=== REQUIREMENTS ===
Within the material below, find each line bearing the word "content" and present it.

----------

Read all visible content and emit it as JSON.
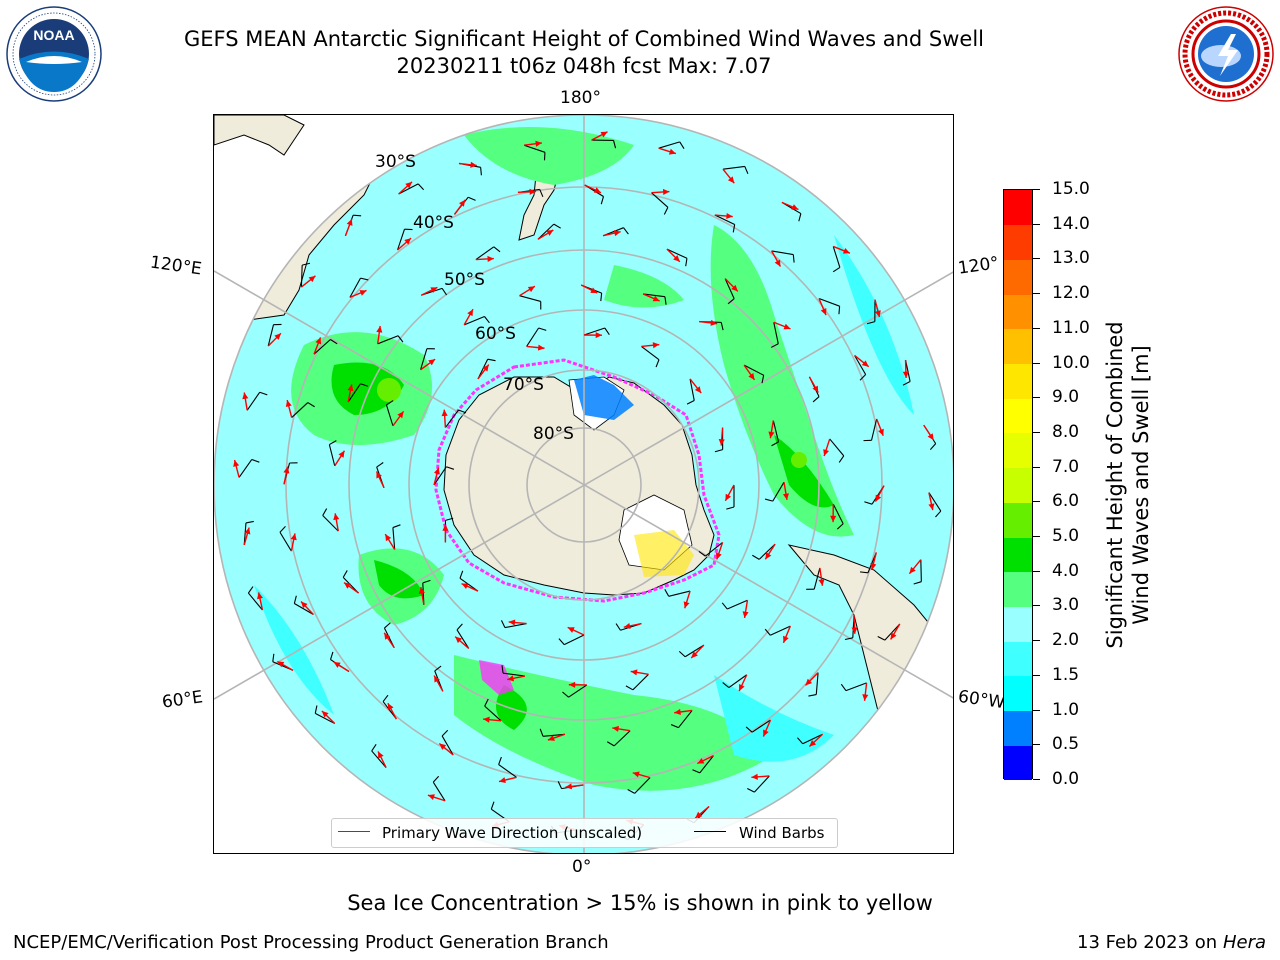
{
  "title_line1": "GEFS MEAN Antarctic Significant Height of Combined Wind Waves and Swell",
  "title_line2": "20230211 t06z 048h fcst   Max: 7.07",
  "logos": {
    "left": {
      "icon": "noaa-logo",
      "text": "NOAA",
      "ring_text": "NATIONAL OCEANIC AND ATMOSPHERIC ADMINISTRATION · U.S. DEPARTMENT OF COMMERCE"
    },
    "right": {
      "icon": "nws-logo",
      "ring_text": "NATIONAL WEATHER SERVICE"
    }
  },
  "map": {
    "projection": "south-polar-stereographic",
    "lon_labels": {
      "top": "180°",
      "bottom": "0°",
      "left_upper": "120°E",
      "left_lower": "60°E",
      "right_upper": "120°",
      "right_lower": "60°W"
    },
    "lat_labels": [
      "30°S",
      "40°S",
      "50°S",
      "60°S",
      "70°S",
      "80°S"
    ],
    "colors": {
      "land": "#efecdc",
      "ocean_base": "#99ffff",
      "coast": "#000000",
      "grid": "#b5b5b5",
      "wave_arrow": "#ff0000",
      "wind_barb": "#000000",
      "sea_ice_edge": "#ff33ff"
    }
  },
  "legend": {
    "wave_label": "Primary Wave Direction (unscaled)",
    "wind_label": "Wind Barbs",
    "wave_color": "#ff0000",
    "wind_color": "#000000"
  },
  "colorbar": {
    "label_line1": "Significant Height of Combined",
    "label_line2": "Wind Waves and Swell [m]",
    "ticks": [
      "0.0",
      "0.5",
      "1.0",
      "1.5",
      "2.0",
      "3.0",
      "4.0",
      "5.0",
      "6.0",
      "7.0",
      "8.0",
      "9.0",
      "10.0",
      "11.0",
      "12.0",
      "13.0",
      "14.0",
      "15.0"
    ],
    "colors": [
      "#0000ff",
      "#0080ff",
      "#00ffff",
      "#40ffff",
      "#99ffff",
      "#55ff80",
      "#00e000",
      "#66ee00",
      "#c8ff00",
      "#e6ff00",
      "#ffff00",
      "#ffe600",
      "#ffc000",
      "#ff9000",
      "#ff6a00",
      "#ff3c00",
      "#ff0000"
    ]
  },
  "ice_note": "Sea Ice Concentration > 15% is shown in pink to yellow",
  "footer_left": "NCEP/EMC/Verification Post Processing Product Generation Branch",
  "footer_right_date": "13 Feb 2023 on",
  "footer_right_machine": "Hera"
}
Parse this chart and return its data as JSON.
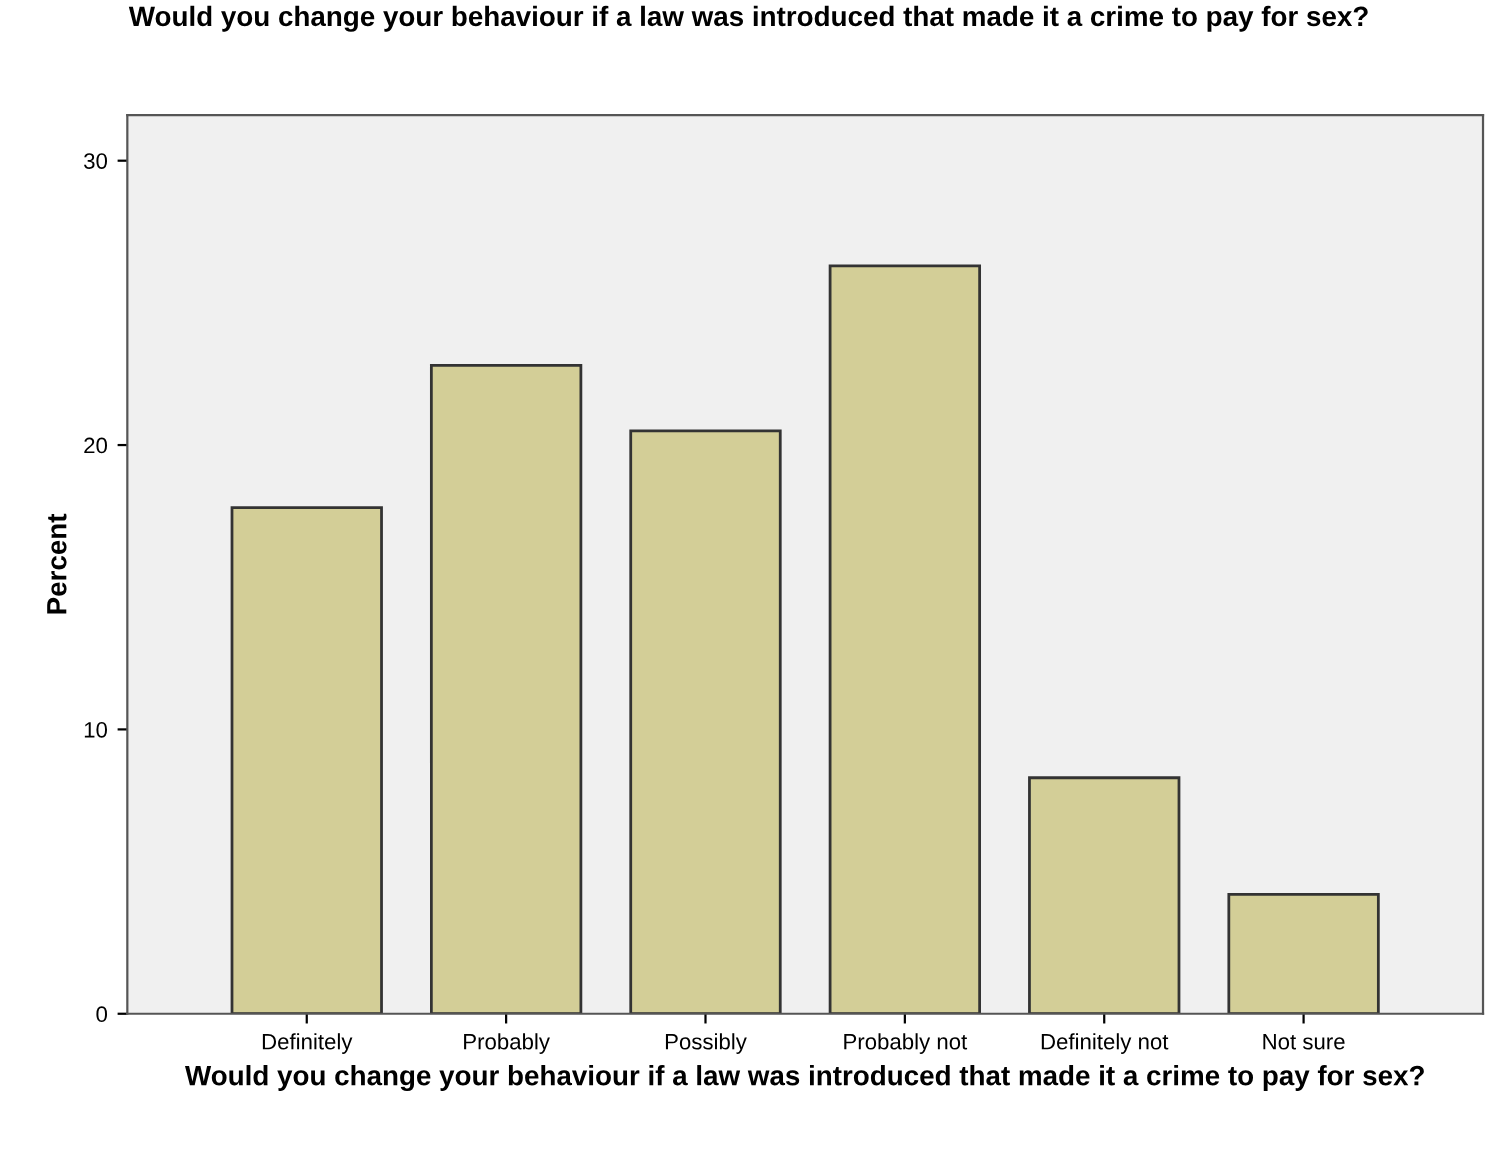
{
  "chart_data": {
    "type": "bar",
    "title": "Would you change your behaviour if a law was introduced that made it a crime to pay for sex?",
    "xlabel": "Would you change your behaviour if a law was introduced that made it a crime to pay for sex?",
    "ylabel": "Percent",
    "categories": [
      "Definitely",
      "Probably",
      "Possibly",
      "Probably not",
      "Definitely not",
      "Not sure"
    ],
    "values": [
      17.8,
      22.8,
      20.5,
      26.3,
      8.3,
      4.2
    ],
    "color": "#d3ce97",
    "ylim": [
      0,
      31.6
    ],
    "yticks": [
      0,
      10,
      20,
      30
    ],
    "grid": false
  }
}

----------

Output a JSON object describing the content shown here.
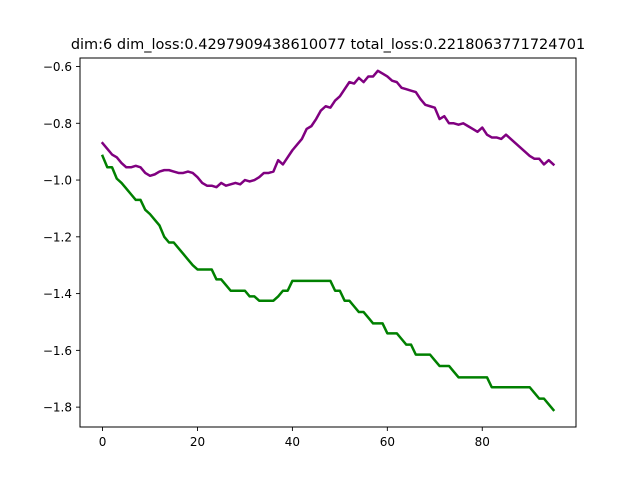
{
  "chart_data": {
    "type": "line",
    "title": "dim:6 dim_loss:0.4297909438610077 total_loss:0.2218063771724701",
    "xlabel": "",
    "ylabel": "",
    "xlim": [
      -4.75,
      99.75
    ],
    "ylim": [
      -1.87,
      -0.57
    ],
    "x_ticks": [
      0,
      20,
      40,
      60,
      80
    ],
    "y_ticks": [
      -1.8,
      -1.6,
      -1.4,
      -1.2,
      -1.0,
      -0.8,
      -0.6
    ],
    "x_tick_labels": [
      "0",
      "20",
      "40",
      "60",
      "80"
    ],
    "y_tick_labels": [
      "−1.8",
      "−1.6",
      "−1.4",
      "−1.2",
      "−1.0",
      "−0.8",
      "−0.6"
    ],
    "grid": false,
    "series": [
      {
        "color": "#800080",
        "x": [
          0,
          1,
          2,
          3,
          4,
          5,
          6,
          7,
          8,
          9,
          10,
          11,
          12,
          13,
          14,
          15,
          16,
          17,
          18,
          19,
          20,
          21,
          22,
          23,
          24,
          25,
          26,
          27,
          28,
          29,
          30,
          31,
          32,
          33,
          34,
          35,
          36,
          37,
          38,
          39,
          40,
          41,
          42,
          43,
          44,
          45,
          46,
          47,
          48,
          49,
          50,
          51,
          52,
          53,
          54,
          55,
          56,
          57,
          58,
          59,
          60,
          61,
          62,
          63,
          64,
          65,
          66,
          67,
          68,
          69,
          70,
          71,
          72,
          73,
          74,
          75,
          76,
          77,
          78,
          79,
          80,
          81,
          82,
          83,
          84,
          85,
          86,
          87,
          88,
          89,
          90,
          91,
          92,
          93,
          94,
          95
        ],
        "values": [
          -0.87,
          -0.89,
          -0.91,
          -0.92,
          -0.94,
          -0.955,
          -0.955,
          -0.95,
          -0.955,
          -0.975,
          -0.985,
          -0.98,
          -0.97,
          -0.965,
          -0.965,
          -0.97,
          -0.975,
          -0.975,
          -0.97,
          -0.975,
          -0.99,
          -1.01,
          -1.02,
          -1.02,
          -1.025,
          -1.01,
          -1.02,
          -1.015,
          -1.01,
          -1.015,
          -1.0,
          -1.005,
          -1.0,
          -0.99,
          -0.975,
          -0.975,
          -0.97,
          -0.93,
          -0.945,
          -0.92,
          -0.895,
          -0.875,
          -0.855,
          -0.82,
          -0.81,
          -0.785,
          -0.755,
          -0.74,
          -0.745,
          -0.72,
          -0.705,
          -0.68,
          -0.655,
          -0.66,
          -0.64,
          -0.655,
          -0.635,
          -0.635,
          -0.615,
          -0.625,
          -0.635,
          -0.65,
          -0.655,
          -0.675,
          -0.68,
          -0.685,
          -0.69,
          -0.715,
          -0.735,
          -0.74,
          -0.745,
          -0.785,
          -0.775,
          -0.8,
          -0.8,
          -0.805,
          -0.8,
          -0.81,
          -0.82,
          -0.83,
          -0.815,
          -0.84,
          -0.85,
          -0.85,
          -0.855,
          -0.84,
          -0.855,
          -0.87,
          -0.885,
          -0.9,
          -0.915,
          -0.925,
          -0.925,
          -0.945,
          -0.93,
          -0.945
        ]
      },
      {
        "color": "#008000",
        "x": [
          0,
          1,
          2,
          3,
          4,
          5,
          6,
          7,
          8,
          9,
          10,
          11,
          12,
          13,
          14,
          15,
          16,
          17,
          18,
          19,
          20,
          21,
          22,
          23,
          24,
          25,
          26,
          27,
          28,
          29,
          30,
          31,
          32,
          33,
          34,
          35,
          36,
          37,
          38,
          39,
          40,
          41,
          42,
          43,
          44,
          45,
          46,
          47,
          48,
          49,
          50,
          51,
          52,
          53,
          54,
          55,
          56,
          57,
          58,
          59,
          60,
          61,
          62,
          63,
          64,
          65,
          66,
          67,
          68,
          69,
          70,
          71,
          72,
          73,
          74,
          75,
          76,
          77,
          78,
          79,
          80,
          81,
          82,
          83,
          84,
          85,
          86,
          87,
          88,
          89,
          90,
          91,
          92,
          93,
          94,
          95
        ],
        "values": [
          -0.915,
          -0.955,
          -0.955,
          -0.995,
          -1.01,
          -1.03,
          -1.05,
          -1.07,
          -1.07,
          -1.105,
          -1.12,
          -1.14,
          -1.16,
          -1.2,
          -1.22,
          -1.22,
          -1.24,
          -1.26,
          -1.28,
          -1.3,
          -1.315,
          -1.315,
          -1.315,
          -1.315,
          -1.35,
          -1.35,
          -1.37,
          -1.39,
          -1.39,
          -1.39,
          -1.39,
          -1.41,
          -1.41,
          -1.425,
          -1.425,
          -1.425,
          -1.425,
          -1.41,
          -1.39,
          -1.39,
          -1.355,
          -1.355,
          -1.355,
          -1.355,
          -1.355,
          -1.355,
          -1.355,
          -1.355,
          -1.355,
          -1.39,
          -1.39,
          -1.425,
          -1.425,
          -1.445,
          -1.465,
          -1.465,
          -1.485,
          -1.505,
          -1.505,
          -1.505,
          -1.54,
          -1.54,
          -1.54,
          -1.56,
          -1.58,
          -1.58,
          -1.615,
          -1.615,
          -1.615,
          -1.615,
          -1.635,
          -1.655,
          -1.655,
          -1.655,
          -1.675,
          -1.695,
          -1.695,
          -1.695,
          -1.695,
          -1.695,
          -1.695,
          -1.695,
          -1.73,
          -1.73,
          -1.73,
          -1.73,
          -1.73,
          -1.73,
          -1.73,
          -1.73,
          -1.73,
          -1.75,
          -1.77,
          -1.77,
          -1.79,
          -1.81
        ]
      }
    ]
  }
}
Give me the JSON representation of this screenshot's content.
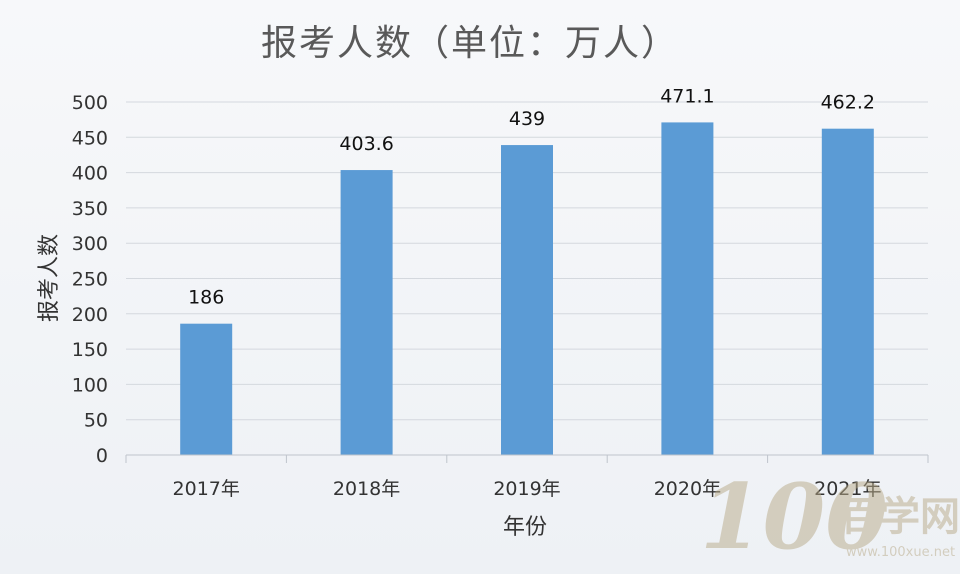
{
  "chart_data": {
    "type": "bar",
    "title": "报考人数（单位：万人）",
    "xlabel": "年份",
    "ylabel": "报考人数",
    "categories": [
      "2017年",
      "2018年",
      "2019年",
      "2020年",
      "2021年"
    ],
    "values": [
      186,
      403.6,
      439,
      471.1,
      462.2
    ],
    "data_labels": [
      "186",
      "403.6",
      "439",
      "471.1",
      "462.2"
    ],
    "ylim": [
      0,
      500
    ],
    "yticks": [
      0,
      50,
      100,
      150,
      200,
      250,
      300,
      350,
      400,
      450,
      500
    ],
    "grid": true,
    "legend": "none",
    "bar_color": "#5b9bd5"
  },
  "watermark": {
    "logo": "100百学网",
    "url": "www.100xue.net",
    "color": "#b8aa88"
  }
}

----------

=== ANSWER BELOW ===
Read all visible content and emit it as JSON.
Output a JSON object describing the content shown here.
Give me the JSON representation of this screenshot's content.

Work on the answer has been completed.